DIRECTIVE: In full and without alteration, give the listing again.

-=-=-=-=-

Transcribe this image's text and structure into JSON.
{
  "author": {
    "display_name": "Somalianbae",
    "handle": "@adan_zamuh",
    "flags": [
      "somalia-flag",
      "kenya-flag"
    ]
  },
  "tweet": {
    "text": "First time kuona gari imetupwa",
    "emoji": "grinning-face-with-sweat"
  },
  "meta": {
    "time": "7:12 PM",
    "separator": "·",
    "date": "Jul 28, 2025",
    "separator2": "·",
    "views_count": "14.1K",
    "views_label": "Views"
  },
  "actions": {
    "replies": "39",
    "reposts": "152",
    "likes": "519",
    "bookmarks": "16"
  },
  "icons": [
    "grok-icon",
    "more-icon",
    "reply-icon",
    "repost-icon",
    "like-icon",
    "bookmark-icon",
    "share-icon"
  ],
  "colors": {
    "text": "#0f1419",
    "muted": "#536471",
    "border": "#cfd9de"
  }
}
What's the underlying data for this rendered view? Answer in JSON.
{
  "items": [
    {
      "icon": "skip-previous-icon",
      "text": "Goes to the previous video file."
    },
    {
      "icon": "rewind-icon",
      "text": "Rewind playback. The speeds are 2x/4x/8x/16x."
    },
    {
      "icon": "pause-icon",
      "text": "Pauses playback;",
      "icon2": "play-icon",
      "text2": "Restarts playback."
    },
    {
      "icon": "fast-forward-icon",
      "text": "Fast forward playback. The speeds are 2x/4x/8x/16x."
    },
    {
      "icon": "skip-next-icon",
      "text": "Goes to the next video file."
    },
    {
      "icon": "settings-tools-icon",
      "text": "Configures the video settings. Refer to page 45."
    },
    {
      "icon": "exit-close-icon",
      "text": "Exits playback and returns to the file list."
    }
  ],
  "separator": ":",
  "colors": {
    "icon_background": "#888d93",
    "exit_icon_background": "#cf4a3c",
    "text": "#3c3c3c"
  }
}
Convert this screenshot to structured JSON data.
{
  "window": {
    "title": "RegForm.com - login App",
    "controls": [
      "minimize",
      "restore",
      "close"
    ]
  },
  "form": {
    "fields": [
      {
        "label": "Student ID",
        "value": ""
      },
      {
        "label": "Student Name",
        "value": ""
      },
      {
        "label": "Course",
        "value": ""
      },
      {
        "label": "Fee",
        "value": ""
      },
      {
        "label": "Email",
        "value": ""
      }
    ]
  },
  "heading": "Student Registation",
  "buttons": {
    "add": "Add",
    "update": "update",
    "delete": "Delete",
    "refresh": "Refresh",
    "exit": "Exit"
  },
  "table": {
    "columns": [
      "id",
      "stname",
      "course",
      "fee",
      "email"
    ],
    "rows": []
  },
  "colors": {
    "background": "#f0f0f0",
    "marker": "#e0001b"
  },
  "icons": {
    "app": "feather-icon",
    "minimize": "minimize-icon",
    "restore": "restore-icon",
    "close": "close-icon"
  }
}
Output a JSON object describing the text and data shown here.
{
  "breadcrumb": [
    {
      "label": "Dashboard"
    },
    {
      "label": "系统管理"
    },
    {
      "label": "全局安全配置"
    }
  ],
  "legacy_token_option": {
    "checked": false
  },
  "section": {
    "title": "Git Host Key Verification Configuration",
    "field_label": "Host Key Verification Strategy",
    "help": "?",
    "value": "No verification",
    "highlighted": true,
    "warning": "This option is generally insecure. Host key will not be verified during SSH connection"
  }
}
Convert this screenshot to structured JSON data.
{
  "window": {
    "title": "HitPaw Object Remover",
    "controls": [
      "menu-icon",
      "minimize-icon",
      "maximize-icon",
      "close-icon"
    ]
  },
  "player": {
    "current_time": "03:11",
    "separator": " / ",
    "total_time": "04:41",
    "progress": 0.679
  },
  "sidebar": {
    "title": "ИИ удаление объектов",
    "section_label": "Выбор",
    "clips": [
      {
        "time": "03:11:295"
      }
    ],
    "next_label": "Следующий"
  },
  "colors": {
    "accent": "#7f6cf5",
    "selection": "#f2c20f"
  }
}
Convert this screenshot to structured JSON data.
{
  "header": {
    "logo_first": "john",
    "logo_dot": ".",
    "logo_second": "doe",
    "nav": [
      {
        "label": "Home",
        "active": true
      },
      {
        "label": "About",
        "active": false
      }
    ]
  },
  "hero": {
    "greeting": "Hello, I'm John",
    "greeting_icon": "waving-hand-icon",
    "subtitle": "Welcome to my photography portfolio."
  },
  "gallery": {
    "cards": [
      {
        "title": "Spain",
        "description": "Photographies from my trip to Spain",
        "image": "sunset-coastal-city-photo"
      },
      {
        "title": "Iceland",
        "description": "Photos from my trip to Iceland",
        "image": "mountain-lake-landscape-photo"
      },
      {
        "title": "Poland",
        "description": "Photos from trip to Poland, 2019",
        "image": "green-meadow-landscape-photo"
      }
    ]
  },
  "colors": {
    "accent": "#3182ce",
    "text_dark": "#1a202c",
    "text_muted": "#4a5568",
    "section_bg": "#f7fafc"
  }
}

-=-=-=-=-

FINISHED ANSWER:
Transcribe this image's text and structure into JSON.
{
  "author": {
    "display_name": "Somalianbae",
    "handle": "@adan_zamuh",
    "flags": [
      "somalia-flag",
      "kenya-flag"
    ]
  },
  "tweet": {
    "text": "First time kuona gari imetupwa",
    "emoji": "grinning-face-with-sweat"
  },
  "meta": {
    "time": "7:12 PM",
    "separator": "·",
    "date": "Jul 28, 2025",
    "separator2": "·",
    "views_count": "14.1K",
    "views_label": "Views"
  },
  "actions": {
    "replies": "39",
    "reposts": "152",
    "likes": "519",
    "bookmarks": "16"
  },
  "icons": [
    "grok-icon",
    "more-icon",
    "reply-icon",
    "repost-icon",
    "like-icon",
    "bookmark-icon",
    "share-icon"
  ],
  "colors": {
    "text": "#0f1419",
    "muted": "#536471",
    "border": "#cfd9de"
  }
}
What's the underlying data for this rendered view? Answer in JSON.
{
  "items": [
    {
      "icon": "skip-previous-icon",
      "text": "Goes to the previous video file."
    },
    {
      "icon": "rewind-icon",
      "text": "Rewind playback. The speeds are 2x/4x/8x/16x."
    },
    {
      "icon": "pause-icon",
      "text": "Pauses playback;",
      "icon2": "play-icon",
      "text2": "Restarts playback."
    },
    {
      "icon": "fast-forward-icon",
      "text": "Fast forward playback. The speeds are 2x/4x/8x/16x."
    },
    {
      "icon": "skip-next-icon",
      "text": "Goes to the next video file."
    },
    {
      "icon": "settings-tools-icon",
      "text": "Configures the video settings. Refer to page 45."
    },
    {
      "icon": "exit-close-icon",
      "text": "Exits playback and returns to the file list."
    }
  ],
  "separator": ":",
  "colors": {
    "icon_background": "#888d93",
    "exit_icon_background": "#cf4a3c",
    "text": "#3c3c3c"
  }
}
Convert this screenshot to structured JSON data.
{
  "window": {
    "title": "RegForm.com - login App",
    "controls": [
      "minimize",
      "restore",
      "close"
    ]
  },
  "form": {
    "fields": [
      {
        "label": "Student ID",
        "value": ""
      },
      {
        "label": "Student Name",
        "value": ""
      },
      {
        "label": "Course",
        "value": ""
      },
      {
        "label": "Fee",
        "value": ""
      },
      {
        "label": "Email",
        "value": ""
      }
    ]
  },
  "heading": "Student Registation",
  "buttons": {
    "add": "Add",
    "update": "update",
    "delete": "Delete",
    "refresh": "Refresh",
    "exit": "Exit"
  },
  "table": {
    "columns": [
      "id",
      "stname",
      "course",
      "fee",
      "email"
    ],
    "rows": []
  },
  "colors": {
    "background": "#f0f0f0",
    "marker": "#e0001b"
  },
  "icons": {
    "app": "feather-icon",
    "minimize": "minimize-icon",
    "restore": "restore-icon",
    "close": "close-icon"
  }
}
Output a JSON object describing the text and data shown here.
{
  "breadcrumb": [
    {
      "label": "Dashboard"
    },
    {
      "label": "系统管理"
    },
    {
      "label": "全局安全配置"
    }
  ],
  "legacy_token_option": {
    "checked": false
  },
  "section": {
    "title": "Git Host Key Verification Configuration",
    "field_label": "Host Key Verification Strategy",
    "help": "?",
    "value": "No verification",
    "highlighted": true,
    "warning": "This option is generally insecure. Host key will not be verified during SSH connection"
  }
}
Convert this screenshot to structured JSON data.
{
  "window": {
    "title": "HitPaw Object Remover",
    "controls": [
      "menu-icon",
      "minimize-icon",
      "maximize-icon",
      "close-icon"
    ]
  },
  "player": {
    "current_time": "03:11",
    "separator": " / ",
    "total_time": "04:41",
    "progress": 0.679
  },
  "sidebar": {
    "title": "ИИ удаление объектов",
    "section_label": "Выбор",
    "clips": [
      {
        "time": "03:11:295"
      }
    ],
    "next_label": "Следующий"
  },
  "colors": {
    "accent": "#7f6cf5",
    "selection": "#f2c20f"
  }
}
Convert this screenshot to structured JSON data.
{
  "header": {
    "logo_first": "john",
    "logo_dot": ".",
    "logo_second": "doe",
    "nav": [
      {
        "label": "Home",
        "active": true
      },
      {
        "label": "About",
        "active": false
      }
    ]
  },
  "hero": {
    "greeting": "Hello, I'm John",
    "greeting_icon": "waving-hand-icon",
    "subtitle": "Welcome to my photography portfolio."
  },
  "gallery": {
    "cards": [
      {
        "title": "Spain",
        "description": "Photographies from my trip to Spain",
        "image": "sunset-coastal-city-photo"
      },
      {
        "title": "Iceland",
        "description": "Photos from my trip to Iceland",
        "image": "mountain-lake-landscape-photo"
      },
      {
        "title": "Poland",
        "description": "Photos from trip to Poland, 2019",
        "image": "green-meadow-landscape-photo"
      }
    ]
  },
  "colors": {
    "accent": "#3182ce",
    "text_dark": "#1a202c",
    "text_muted": "#4a5568",
    "section_bg": "#f7fafc"
  }
}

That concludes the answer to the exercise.